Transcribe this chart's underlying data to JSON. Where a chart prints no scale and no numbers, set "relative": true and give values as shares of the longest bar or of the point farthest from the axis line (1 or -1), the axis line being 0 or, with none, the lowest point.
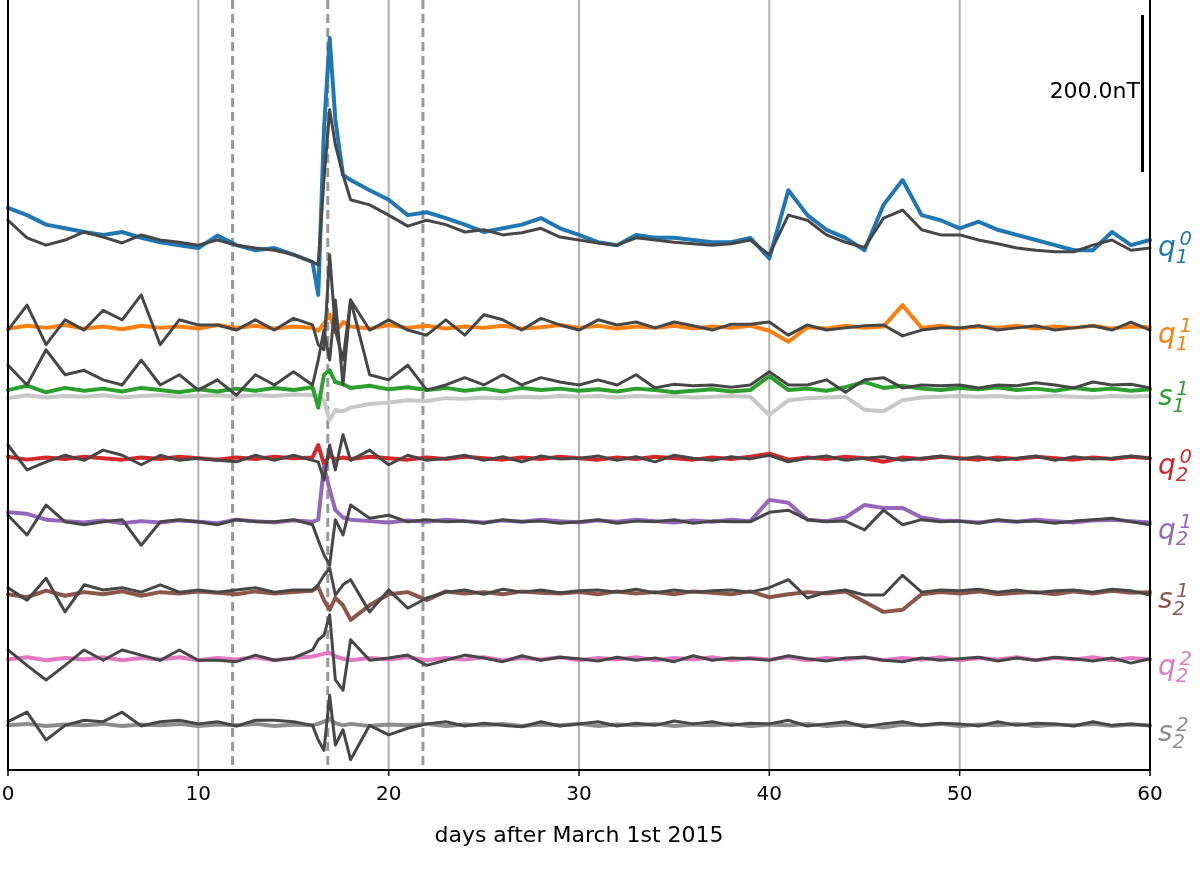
{
  "chart_data": {
    "type": "line",
    "relative": true,
    "xlabel": "days after March 1st 2015",
    "xlim": [
      0,
      60
    ],
    "xticks": [
      0,
      10,
      20,
      30,
      40,
      50,
      60
    ],
    "grid": "x",
    "legend": "right",
    "line_style": "solid",
    "marker": "none",
    "x": [
      0,
      1,
      2,
      3,
      4,
      5,
      6,
      7,
      8,
      9,
      10,
      11,
      12,
      13,
      14,
      15,
      16,
      16.3,
      16.6,
      16.9,
      17.2,
      17.6,
      18,
      19,
      20,
      21,
      22,
      23,
      24,
      25,
      26,
      27,
      28,
      29,
      30,
      31,
      32,
      33,
      34,
      35,
      36,
      37,
      38,
      39,
      40,
      41,
      42,
      43,
      44,
      45,
      46,
      47,
      48,
      49,
      50,
      51,
      52,
      53,
      54,
      55,
      56,
      57,
      58,
      59,
      60
    ],
    "annotations": [
      "200.0nT"
    ],
    "ref_lines": [
      {
        "axis": "x",
        "value": 11.8,
        "color": "#999999",
        "line_style": "dashed"
      },
      {
        "axis": "x",
        "value": 16.8,
        "color": "#999999",
        "line_style": "dashed"
      },
      {
        "axis": "x",
        "value": 21.8,
        "color": "#999999",
        "line_style": "dashed"
      }
    ],
    "series": [
      {
        "color": "#c8c8c8",
        "values": [
          0.508,
          0.512,
          0.509,
          0.511,
          0.51,
          0.512,
          0.509,
          0.511,
          0.512,
          0.51,
          0.511,
          0.512,
          0.51,
          0.512,
          0.511,
          0.513,
          0.512,
          0.512,
          0.505,
          0.478,
          0.492,
          0.49,
          0.495,
          0.5,
          0.502,
          0.505,
          0.504,
          0.508,
          0.507,
          0.509,
          0.508,
          0.51,
          0.509,
          0.511,
          0.51,
          0.511,
          0.509,
          0.511,
          0.51,
          0.511,
          0.509,
          0.51,
          0.511,
          0.51,
          0.485,
          0.505,
          0.508,
          0.509,
          0.51,
          0.492,
          0.49,
          0.505,
          0.509,
          0.51,
          0.511,
          0.51,
          0.511,
          0.509,
          0.51,
          0.511,
          0.51,
          0.509,
          0.511,
          0.51,
          0.511
        ]
      },
      {
        "name": "q$_{1}$$^{0}$",
        "color": "#1f77b4",
        "values": [
          0.768,
          0.758,
          0.745,
          0.74,
          0.735,
          0.731,
          0.735,
          0.727,
          0.721,
          0.717,
          0.713,
          0.73,
          0.717,
          0.71,
          0.713,
          0.704,
          0.694,
          0.649,
          0.874,
          1,
          0.888,
          0.813,
          0.806,
          0.792,
          0.779,
          0.758,
          0.762,
          0.754,
          0.745,
          0.735,
          0.74,
          0.745,
          0.754,
          0.74,
          0.731,
          0.721,
          0.717,
          0.731,
          0.727,
          0.727,
          0.724,
          0.721,
          0.721,
          0.727,
          0.699,
          0.792,
          0.758,
          0.738,
          0.727,
          0.71,
          0.772,
          0.806,
          0.758,
          0.751,
          0.74,
          0.749,
          0.738,
          0.731,
          0.724,
          0.717,
          0.71,
          0.71,
          0.735,
          0.717,
          0.724
        ]
      },
      {
        "name": "q$_{1}$$^{1}$",
        "color": "#ff7f0e",
        "values": [
          0.603,
          0.607,
          0.604,
          0.608,
          0.603,
          0.606,
          0.602,
          0.607,
          0.604,
          0.606,
          0.603,
          0.608,
          0.604,
          0.607,
          0.603,
          0.606,
          0.604,
          0.6,
          0.61,
          0.622,
          0.598,
          0.612,
          0.606,
          0.603,
          0.608,
          0.604,
          0.607,
          0.603,
          0.606,
          0.604,
          0.607,
          0.603,
          0.605,
          0.608,
          0.604,
          0.607,
          0.603,
          0.606,
          0.604,
          0.607,
          0.603,
          0.606,
          0.604,
          0.607,
          0.6,
          0.585,
          0.605,
          0.603,
          0.607,
          0.604,
          0.606,
          0.635,
          0.604,
          0.607,
          0.603,
          0.606,
          0.604,
          0.607,
          0.603,
          0.606,
          0.604,
          0.607,
          0.603,
          0.606,
          0.605
        ]
      },
      {
        "name": "s$_{1}$$^{1}$",
        "color": "#2ca02c",
        "values": [
          0.519,
          0.525,
          0.516,
          0.522,
          0.518,
          0.521,
          0.517,
          0.522,
          0.519,
          0.516,
          0.52,
          0.517,
          0.521,
          0.518,
          0.522,
          0.519,
          0.523,
          0.495,
          0.54,
          0.546,
          0.53,
          0.527,
          0.522,
          0.525,
          0.52,
          0.523,
          0.519,
          0.522,
          0.518,
          0.521,
          0.517,
          0.522,
          0.519,
          0.521,
          0.518,
          0.52,
          0.517,
          0.521,
          0.519,
          0.516,
          0.518,
          0.52,
          0.517,
          0.519,
          0.538,
          0.519,
          0.521,
          0.518,
          0.523,
          0.53,
          0.522,
          0.525,
          0.521,
          0.519,
          0.522,
          0.52,
          0.523,
          0.519,
          0.521,
          0.518,
          0.522,
          0.519,
          0.521,
          0.518,
          0.52
        ]
      },
      {
        "name": "q$_{2}$$^{0}$",
        "color": "#d62728",
        "values": [
          0.428,
          0.424,
          0.427,
          0.425,
          0.428,
          0.426,
          0.424,
          0.427,
          0.425,
          0.428,
          0.426,
          0.424,
          0.427,
          0.425,
          0.428,
          0.426,
          0.427,
          0.444,
          0.418,
          0.43,
          0.424,
          0.427,
          0.425,
          0.428,
          0.426,
          0.424,
          0.427,
          0.425,
          0.428,
          0.426,
          0.424,
          0.427,
          0.425,
          0.428,
          0.426,
          0.424,
          0.427,
          0.425,
          0.428,
          0.426,
          0.424,
          0.427,
          0.425,
          0.428,
          0.432,
          0.424,
          0.427,
          0.425,
          0.428,
          0.426,
          0.421,
          0.427,
          0.425,
          0.428,
          0.426,
          0.424,
          0.427,
          0.425,
          0.428,
          0.426,
          0.424,
          0.427,
          0.425,
          0.428,
          0.426
        ]
      },
      {
        "name": "q$_{2}$$^{1}$",
        "color": "#9467bd",
        "values": [
          0.352,
          0.35,
          0.342,
          0.34,
          0.338,
          0.341,
          0.337,
          0.34,
          0.338,
          0.341,
          0.339,
          0.337,
          0.342,
          0.34,
          0.338,
          0.341,
          0.339,
          0.342,
          0.415,
          0.383,
          0.355,
          0.345,
          0.342,
          0.34,
          0.338,
          0.341,
          0.339,
          0.342,
          0.34,
          0.338,
          0.341,
          0.339,
          0.342,
          0.34,
          0.338,
          0.341,
          0.339,
          0.342,
          0.34,
          0.338,
          0.341,
          0.339,
          0.342,
          0.34,
          0.369,
          0.365,
          0.342,
          0.34,
          0.345,
          0.362,
          0.358,
          0.358,
          0.345,
          0.341,
          0.34,
          0.338,
          0.341,
          0.339,
          0.342,
          0.34,
          0.338,
          0.341,
          0.342,
          0.34,
          0.338
        ]
      },
      {
        "name": "s$_{2}$$^{1}$",
        "color": "#8c564b",
        "values": [
          0.24,
          0.236,
          0.245,
          0.238,
          0.243,
          0.24,
          0.244,
          0.238,
          0.243,
          0.241,
          0.244,
          0.242,
          0.24,
          0.244,
          0.241,
          0.243,
          0.245,
          0.25,
          0.232,
          0.219,
          0.235,
          0.225,
          0.205,
          0.225,
          0.24,
          0.243,
          0.232,
          0.244,
          0.241,
          0.243,
          0.24,
          0.244,
          0.242,
          0.241,
          0.243,
          0.24,
          0.244,
          0.241,
          0.243,
          0.24,
          0.244,
          0.242,
          0.24,
          0.244,
          0.236,
          0.24,
          0.243,
          0.241,
          0.244,
          0.23,
          0.216,
          0.219,
          0.24,
          0.243,
          0.241,
          0.244,
          0.24,
          0.242,
          0.243,
          0.24,
          0.244,
          0.241,
          0.245,
          0.242,
          0.243
        ]
      },
      {
        "name": "q$_{2}$$^{2}$",
        "color": "#e377c2",
        "values": [
          0.151,
          0.154,
          0.15,
          0.153,
          0.151,
          0.154,
          0.15,
          0.153,
          0.151,
          0.154,
          0.15,
          0.153,
          0.151,
          0.154,
          0.15,
          0.153,
          0.155,
          0.157,
          0.159,
          0.16,
          0.155,
          0.152,
          0.15,
          0.153,
          0.151,
          0.154,
          0.15,
          0.153,
          0.151,
          0.154,
          0.15,
          0.153,
          0.151,
          0.154,
          0.15,
          0.153,
          0.151,
          0.154,
          0.15,
          0.153,
          0.151,
          0.154,
          0.15,
          0.153,
          0.151,
          0.154,
          0.15,
          0.153,
          0.151,
          0.154,
          0.15,
          0.153,
          0.151,
          0.154,
          0.15,
          0.153,
          0.151,
          0.154,
          0.15,
          0.153,
          0.151,
          0.154,
          0.15,
          0.153,
          0.151
        ]
      },
      {
        "name": "s$_{2}$$^{2}$",
        "color": "#8c8c8c",
        "values": [
          0.061,
          0.063,
          0.06,
          0.062,
          0.061,
          0.063,
          0.06,
          0.062,
          0.061,
          0.063,
          0.06,
          0.062,
          0.061,
          0.063,
          0.06,
          0.062,
          0.061,
          0.063,
          0.066,
          0.07,
          0.064,
          0.061,
          0.063,
          0.06,
          0.062,
          0.061,
          0.063,
          0.06,
          0.062,
          0.061,
          0.063,
          0.06,
          0.062,
          0.061,
          0.063,
          0.06,
          0.062,
          0.061,
          0.063,
          0.06,
          0.062,
          0.061,
          0.063,
          0.06,
          0.062,
          0.061,
          0.063,
          0.06,
          0.062,
          0.061,
          0.058,
          0.062,
          0.061,
          0.063,
          0.06,
          0.062,
          0.061,
          0.063,
          0.06,
          0.062,
          0.061,
          0.063,
          0.06,
          0.062,
          0.061
        ]
      },
      {
        "color": "#474747",
        "values": [
          0.751,
          0.727,
          0.717,
          0.724,
          0.735,
          0.728,
          0.72,
          0.731,
          0.724,
          0.721,
          0.717,
          0.724,
          0.717,
          0.713,
          0.71,
          0.704,
          0.694,
          0.69,
          0.806,
          0.902,
          0.854,
          0.813,
          0.779,
          0.772,
          0.758,
          0.743,
          0.751,
          0.745,
          0.735,
          0.738,
          0.731,
          0.734,
          0.74,
          0.728,
          0.724,
          0.72,
          0.717,
          0.727,
          0.724,
          0.721,
          0.719,
          0.717,
          0.719,
          0.724,
          0.704,
          0.758,
          0.751,
          0.731,
          0.721,
          0.714,
          0.754,
          0.765,
          0.738,
          0.731,
          0.731,
          0.724,
          0.719,
          0.713,
          0.71,
          0.708,
          0.708,
          0.717,
          0.724,
          0.71,
          0.713
        ]
      },
      {
        "color": "#474747",
        "values": [
          0.601,
          0.635,
          0.581,
          0.615,
          0.601,
          0.628,
          0.615,
          0.649,
          0.581,
          0.615,
          0.608,
          0.608,
          0.601,
          0.615,
          0.601,
          0.617,
          0.608,
          0.581,
          0.574,
          0.704,
          0.601,
          0.56,
          0.642,
          0.601,
          0.615,
          0.601,
          0.594,
          0.615,
          0.594,
          0.622,
          0.615,
          0.601,
          0.617,
          0.608,
          0.601,
          0.615,
          0.608,
          0.612,
          0.604,
          0.612,
          0.607,
          0.601,
          0.609,
          0.609,
          0.612,
          0.594,
          0.608,
          0.601,
          0.604,
          0.607,
          0.608,
          0.593,
          0.601,
          0.604,
          0.604,
          0.607,
          0.601,
          0.604,
          0.607,
          0.601,
          0.604,
          0.607,
          0.601,
          0.612,
          0.601
        ]
      },
      {
        "color": "#474747",
        "values": [
          0.553,
          0.526,
          0.574,
          0.54,
          0.546,
          0.533,
          0.526,
          0.56,
          0.526,
          0.54,
          0.519,
          0.533,
          0.512,
          0.54,
          0.526,
          0.544,
          0.526,
          0.56,
          0.601,
          0.56,
          0.642,
          0.526,
          0.642,
          0.54,
          0.533,
          0.553,
          0.519,
          0.526,
          0.536,
          0.526,
          0.54,
          0.526,
          0.536,
          0.53,
          0.526,
          0.533,
          0.526,
          0.54,
          0.522,
          0.527,
          0.525,
          0.526,
          0.523,
          0.526,
          0.544,
          0.526,
          0.526,
          0.533,
          0.516,
          0.533,
          0.536,
          0.522,
          0.526,
          0.525,
          0.526,
          0.522,
          0.526,
          0.525,
          0.529,
          0.526,
          0.522,
          0.53,
          0.526,
          0.527,
          0.522
        ]
      },
      {
        "color": "#474747",
        "values": [
          0.444,
          0.41,
          0.421,
          0.43,
          0.423,
          0.437,
          0.43,
          0.417,
          0.43,
          0.423,
          0.426,
          0.423,
          0.421,
          0.43,
          0.423,
          0.43,
          0.423,
          0.421,
          0.396,
          0.444,
          0.41,
          0.458,
          0.423,
          0.437,
          0.417,
          0.43,
          0.423,
          0.426,
          0.43,
          0.423,
          0.428,
          0.421,
          0.429,
          0.425,
          0.426,
          0.429,
          0.423,
          0.428,
          0.421,
          0.43,
          0.426,
          0.423,
          0.428,
          0.425,
          0.43,
          0.421,
          0.426,
          0.429,
          0.423,
          0.426,
          0.428,
          0.423,
          0.426,
          0.429,
          0.425,
          0.428,
          0.423,
          0.426,
          0.429,
          0.423,
          0.428,
          0.425,
          0.426,
          0.429,
          0.426
        ]
      },
      {
        "color": "#474747",
        "values": [
          0.348,
          0.321,
          0.362,
          0.339,
          0.335,
          0.339,
          0.342,
          0.307,
          0.339,
          0.342,
          0.339,
          0.335,
          0.342,
          0.339,
          0.339,
          0.342,
          0.335,
          0.314,
          0.294,
          0.28,
          0.342,
          0.321,
          0.362,
          0.344,
          0.348,
          0.339,
          0.342,
          0.339,
          0.34,
          0.337,
          0.342,
          0.339,
          0.34,
          0.337,
          0.339,
          0.342,
          0.337,
          0.34,
          0.339,
          0.342,
          0.337,
          0.34,
          0.339,
          0.339,
          0.352,
          0.355,
          0.342,
          0.339,
          0.34,
          0.328,
          0.355,
          0.335,
          0.342,
          0.339,
          0.34,
          0.337,
          0.342,
          0.339,
          0.34,
          0.337,
          0.34,
          0.342,
          0.344,
          0.339,
          0.335
        ]
      },
      {
        "color": "#474747",
        "values": [
          0.249,
          0.232,
          0.262,
          0.216,
          0.253,
          0.246,
          0.249,
          0.243,
          0.253,
          0.243,
          0.246,
          0.243,
          0.246,
          0.249,
          0.243,
          0.246,
          0.246,
          0.253,
          0.266,
          0.276,
          0.239,
          0.253,
          0.26,
          0.216,
          0.246,
          0.221,
          0.235,
          0.243,
          0.246,
          0.24,
          0.247,
          0.243,
          0.246,
          0.242,
          0.245,
          0.246,
          0.243,
          0.247,
          0.242,
          0.246,
          0.243,
          0.245,
          0.246,
          0.243,
          0.249,
          0.26,
          0.235,
          0.243,
          0.246,
          0.239,
          0.239,
          0.266,
          0.243,
          0.246,
          0.245,
          0.247,
          0.243,
          0.246,
          0.242,
          0.245,
          0.246,
          0.243,
          0.247,
          0.245,
          0.239
        ]
      },
      {
        "color": "#474747",
        "values": [
          0.164,
          0.143,
          0.123,
          0.143,
          0.164,
          0.15,
          0.164,
          0.157,
          0.15,
          0.164,
          0.15,
          0.15,
          0.148,
          0.157,
          0.15,
          0.153,
          0.164,
          0.178,
          0.184,
          0.212,
          0.123,
          0.109,
          0.178,
          0.15,
          0.153,
          0.157,
          0.143,
          0.15,
          0.157,
          0.153,
          0.148,
          0.156,
          0.15,
          0.154,
          0.152,
          0.149,
          0.154,
          0.15,
          0.153,
          0.148,
          0.156,
          0.15,
          0.153,
          0.152,
          0.15,
          0.156,
          0.152,
          0.149,
          0.153,
          0.154,
          0.15,
          0.148,
          0.153,
          0.15,
          0.152,
          0.154,
          0.149,
          0.153,
          0.15,
          0.154,
          0.152,
          0.149,
          0.153,
          0.146,
          0.152
        ]
      },
      {
        "color": "#474747",
        "values": [
          0.066,
          0.079,
          0.041,
          0.061,
          0.068,
          0.066,
          0.079,
          0.06,
          0.066,
          0.068,
          0.063,
          0.066,
          0.06,
          0.068,
          0.068,
          0.066,
          0.061,
          0.041,
          0.027,
          0.102,
          0.034,
          0.055,
          0.014,
          0.061,
          0.048,
          0.057,
          0.063,
          0.066,
          0.06,
          0.064,
          0.061,
          0.059,
          0.066,
          0.06,
          0.063,
          0.066,
          0.06,
          0.064,
          0.061,
          0.067,
          0.063,
          0.066,
          0.061,
          0.064,
          0.063,
          0.068,
          0.06,
          0.063,
          0.066,
          0.059,
          0.063,
          0.066,
          0.061,
          0.064,
          0.063,
          0.06,
          0.066,
          0.061,
          0.064,
          0.063,
          0.06,
          0.066,
          0.061,
          0.063,
          0.06
        ]
      }
    ]
  }
}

Written problem:
Search the data for "none". Copy every line that has it.

The reply:
Transcribe this chart's underlying data to JSON. Where a chart prints no scale and no numbers, set "relative": true and give values as shares of the longest bar or of the point farthest from the axis line (1 or -1), the axis line being 0 or, with none, the lowest point.
    "marker": "none",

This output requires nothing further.